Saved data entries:
►
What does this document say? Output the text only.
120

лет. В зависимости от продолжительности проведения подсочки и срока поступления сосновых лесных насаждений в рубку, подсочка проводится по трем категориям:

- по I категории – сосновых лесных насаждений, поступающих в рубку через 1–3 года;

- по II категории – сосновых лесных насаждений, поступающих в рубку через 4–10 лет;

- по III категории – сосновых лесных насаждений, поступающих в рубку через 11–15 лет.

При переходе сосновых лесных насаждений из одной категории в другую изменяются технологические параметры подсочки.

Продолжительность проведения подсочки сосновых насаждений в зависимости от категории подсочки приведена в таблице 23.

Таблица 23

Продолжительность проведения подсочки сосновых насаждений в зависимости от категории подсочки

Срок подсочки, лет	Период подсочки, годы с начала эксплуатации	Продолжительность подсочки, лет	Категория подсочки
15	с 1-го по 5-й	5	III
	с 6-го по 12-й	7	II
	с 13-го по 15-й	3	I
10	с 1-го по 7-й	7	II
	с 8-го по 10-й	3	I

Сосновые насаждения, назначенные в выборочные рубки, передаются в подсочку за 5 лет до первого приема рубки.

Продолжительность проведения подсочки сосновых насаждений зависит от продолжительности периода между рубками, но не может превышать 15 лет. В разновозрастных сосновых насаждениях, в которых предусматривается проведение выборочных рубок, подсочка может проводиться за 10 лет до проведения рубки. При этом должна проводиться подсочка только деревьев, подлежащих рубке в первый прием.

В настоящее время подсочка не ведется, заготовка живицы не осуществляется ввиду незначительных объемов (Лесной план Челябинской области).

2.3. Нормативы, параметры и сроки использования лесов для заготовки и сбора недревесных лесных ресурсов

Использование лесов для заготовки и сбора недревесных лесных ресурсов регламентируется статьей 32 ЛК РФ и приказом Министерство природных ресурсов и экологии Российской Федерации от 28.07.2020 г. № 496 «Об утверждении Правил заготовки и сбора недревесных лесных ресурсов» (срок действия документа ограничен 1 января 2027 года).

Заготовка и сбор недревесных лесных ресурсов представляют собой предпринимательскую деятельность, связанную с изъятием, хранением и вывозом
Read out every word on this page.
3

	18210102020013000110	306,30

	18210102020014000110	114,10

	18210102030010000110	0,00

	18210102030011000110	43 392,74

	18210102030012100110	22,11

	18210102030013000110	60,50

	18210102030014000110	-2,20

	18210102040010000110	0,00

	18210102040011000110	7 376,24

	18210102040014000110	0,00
◄
Exercise brief: State the count of lines in the data holding the word "лесов", adding nothing to it.

Complete output: 2